:: Provided records

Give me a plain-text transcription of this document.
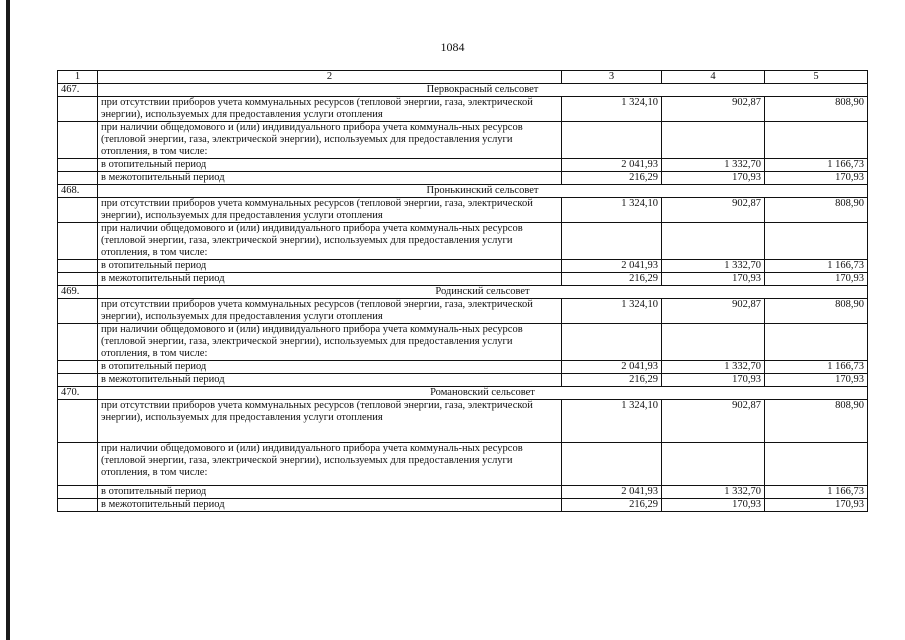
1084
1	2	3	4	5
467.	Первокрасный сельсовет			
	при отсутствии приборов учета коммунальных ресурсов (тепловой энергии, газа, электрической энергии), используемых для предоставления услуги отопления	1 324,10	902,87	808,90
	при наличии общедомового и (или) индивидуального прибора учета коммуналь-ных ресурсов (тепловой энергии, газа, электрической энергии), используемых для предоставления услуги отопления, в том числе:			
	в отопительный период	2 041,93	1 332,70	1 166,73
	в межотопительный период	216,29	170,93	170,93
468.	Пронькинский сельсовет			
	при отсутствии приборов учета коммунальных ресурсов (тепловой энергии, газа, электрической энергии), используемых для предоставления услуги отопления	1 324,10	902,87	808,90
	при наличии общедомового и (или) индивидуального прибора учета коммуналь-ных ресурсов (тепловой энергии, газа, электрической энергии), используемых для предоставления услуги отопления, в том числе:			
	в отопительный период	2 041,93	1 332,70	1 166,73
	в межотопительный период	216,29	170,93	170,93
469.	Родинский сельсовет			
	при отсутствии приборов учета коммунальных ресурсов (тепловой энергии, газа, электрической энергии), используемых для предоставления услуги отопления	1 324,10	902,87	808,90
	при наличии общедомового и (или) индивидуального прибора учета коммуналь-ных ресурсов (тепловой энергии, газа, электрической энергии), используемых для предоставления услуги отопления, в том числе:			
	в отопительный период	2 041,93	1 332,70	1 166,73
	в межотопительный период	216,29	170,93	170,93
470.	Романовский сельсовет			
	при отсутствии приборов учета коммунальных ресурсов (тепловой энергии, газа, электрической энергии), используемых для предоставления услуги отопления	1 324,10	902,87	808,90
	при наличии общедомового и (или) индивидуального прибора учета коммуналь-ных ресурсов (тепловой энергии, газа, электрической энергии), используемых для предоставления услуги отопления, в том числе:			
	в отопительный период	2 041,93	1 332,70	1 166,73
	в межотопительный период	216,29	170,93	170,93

::::

* What to produce
Search the material above for "сельсовет". Pull out each line where it shows up.

* Solution to this exercise
467.	Первокрасный сельсовет			
468.	Пронькинский сельсовет			
469.	Родинский сельсовет			
470.	Романовский сельсовет			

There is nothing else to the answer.